:: Supplied material ::

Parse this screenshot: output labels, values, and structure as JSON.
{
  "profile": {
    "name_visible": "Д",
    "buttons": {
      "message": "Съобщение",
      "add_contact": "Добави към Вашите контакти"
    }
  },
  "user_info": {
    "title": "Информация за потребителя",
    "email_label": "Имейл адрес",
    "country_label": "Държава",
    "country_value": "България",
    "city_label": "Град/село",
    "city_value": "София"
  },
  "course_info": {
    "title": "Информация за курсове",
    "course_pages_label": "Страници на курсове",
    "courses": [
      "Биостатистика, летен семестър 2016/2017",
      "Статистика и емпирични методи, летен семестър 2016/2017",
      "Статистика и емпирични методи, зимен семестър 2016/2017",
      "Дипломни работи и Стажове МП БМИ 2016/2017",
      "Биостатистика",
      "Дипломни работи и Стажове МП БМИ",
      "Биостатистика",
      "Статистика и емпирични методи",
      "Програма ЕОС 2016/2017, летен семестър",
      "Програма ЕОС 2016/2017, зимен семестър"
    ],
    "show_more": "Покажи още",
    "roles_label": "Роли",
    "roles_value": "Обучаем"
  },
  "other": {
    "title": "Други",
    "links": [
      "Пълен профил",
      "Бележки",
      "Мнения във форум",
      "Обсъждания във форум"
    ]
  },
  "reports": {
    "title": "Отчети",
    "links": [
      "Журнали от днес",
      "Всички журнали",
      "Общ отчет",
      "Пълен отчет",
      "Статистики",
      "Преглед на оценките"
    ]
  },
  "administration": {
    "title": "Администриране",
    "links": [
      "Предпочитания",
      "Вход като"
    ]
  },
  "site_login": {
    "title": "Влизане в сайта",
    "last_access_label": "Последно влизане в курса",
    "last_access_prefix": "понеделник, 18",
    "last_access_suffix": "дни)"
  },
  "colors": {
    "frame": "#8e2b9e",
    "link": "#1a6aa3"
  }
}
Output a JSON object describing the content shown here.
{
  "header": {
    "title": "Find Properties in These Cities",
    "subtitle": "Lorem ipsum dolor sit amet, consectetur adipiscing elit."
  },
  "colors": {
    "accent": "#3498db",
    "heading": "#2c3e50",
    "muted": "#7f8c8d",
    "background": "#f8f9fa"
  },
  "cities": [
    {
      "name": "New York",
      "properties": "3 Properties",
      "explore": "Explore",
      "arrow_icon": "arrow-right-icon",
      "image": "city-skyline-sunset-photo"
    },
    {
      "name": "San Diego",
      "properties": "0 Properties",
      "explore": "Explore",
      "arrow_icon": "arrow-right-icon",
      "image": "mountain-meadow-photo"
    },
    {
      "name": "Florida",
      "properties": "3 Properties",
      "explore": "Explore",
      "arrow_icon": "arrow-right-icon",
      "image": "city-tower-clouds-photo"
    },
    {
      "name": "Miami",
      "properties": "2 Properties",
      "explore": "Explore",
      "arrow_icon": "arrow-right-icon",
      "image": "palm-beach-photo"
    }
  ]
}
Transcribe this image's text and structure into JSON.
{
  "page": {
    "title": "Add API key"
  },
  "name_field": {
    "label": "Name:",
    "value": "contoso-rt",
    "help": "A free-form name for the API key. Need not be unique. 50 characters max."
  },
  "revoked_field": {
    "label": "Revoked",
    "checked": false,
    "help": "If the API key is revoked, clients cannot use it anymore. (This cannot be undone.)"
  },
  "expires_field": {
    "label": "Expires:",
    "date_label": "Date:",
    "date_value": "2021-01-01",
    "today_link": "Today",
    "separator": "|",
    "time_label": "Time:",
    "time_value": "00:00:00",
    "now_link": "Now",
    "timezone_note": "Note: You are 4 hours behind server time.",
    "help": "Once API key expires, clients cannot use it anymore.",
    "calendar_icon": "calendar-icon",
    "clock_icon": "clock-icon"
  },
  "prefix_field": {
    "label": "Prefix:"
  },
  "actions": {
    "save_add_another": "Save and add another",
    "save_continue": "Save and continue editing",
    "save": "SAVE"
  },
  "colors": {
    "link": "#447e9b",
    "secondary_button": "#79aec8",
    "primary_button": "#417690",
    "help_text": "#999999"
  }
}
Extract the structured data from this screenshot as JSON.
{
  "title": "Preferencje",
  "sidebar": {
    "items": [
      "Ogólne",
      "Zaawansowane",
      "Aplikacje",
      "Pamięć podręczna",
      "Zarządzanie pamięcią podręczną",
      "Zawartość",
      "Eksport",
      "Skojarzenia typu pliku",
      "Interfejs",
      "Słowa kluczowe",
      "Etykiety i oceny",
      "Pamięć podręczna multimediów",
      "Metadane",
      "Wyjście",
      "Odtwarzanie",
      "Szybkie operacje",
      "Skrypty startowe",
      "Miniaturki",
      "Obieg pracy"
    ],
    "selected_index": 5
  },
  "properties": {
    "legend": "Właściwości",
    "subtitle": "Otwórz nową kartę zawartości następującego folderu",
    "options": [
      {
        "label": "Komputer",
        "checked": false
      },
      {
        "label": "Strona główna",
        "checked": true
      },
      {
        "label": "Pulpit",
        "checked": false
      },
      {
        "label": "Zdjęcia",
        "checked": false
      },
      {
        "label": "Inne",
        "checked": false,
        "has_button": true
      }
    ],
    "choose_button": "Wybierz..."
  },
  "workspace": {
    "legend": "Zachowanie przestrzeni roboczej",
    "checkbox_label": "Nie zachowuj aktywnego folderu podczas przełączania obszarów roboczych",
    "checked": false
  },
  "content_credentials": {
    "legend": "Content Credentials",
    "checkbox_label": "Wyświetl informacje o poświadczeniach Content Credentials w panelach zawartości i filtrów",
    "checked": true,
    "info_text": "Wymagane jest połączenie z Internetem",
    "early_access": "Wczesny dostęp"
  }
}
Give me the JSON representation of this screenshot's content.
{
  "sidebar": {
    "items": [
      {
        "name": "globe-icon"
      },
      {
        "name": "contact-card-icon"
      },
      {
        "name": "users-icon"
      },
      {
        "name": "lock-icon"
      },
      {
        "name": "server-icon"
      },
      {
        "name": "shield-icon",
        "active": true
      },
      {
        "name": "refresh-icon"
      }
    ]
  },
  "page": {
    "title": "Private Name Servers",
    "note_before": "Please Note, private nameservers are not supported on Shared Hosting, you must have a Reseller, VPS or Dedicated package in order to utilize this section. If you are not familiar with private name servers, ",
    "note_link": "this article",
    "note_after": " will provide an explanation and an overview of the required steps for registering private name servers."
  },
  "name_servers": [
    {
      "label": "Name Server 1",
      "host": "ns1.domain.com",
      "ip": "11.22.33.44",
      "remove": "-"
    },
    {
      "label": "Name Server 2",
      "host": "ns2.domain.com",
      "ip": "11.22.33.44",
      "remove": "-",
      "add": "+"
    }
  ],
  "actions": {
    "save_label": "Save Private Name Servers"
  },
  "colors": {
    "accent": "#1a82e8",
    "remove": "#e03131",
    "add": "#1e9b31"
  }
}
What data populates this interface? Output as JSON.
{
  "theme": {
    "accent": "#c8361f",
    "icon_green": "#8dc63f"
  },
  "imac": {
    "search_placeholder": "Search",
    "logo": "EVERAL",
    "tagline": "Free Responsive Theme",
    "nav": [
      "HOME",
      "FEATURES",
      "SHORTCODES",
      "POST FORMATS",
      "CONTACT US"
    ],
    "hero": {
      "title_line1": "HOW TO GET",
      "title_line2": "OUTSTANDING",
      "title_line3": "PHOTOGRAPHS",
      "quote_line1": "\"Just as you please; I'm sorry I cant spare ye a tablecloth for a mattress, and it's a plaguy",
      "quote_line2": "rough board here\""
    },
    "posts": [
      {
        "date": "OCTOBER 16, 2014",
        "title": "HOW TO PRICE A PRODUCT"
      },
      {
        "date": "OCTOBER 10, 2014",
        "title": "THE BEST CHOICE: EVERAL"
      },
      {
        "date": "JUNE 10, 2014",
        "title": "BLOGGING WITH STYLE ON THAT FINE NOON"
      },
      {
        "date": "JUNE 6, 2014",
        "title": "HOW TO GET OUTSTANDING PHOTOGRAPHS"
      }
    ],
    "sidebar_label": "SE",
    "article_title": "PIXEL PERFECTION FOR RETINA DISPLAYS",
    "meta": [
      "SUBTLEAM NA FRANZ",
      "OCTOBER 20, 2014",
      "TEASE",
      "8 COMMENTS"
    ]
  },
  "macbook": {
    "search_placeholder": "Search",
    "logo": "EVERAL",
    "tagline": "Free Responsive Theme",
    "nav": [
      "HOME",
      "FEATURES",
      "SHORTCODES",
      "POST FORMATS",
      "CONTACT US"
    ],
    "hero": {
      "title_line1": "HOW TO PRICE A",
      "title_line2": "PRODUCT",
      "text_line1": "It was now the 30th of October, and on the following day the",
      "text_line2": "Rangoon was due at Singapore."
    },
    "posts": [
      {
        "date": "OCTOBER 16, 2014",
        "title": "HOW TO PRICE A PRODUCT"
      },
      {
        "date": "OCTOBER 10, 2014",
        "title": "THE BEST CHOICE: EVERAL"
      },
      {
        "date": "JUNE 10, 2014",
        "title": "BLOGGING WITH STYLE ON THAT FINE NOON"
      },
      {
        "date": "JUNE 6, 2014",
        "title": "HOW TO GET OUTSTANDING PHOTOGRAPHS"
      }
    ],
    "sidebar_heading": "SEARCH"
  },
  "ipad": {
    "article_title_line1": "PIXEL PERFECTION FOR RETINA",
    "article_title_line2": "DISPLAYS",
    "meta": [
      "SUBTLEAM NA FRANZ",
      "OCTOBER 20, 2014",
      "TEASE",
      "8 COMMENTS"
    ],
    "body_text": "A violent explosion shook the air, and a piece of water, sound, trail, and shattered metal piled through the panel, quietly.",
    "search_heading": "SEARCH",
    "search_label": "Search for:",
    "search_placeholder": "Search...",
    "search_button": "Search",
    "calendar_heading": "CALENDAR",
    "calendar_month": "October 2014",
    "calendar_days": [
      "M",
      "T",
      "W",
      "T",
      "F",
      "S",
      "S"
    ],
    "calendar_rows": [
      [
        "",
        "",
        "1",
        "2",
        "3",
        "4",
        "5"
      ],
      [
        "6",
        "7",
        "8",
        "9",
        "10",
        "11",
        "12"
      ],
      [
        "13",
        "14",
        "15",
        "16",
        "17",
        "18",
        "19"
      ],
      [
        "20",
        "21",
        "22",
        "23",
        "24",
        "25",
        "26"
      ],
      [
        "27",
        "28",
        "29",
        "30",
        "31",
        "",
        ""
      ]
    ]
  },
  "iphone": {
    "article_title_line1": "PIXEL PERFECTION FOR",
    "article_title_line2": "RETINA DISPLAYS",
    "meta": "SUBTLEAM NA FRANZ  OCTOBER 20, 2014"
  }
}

:::

▸ What is being asked
Pull out each line of the listing that holds the string "DISPLAYS".

▸ Task response
    "article_title": "PIXEL PERFECTION FOR RETINA DISPLAYS",
    "article_title_line2": "DISPLAYS",
    "article_title_line2": "RETINA DISPLAYS",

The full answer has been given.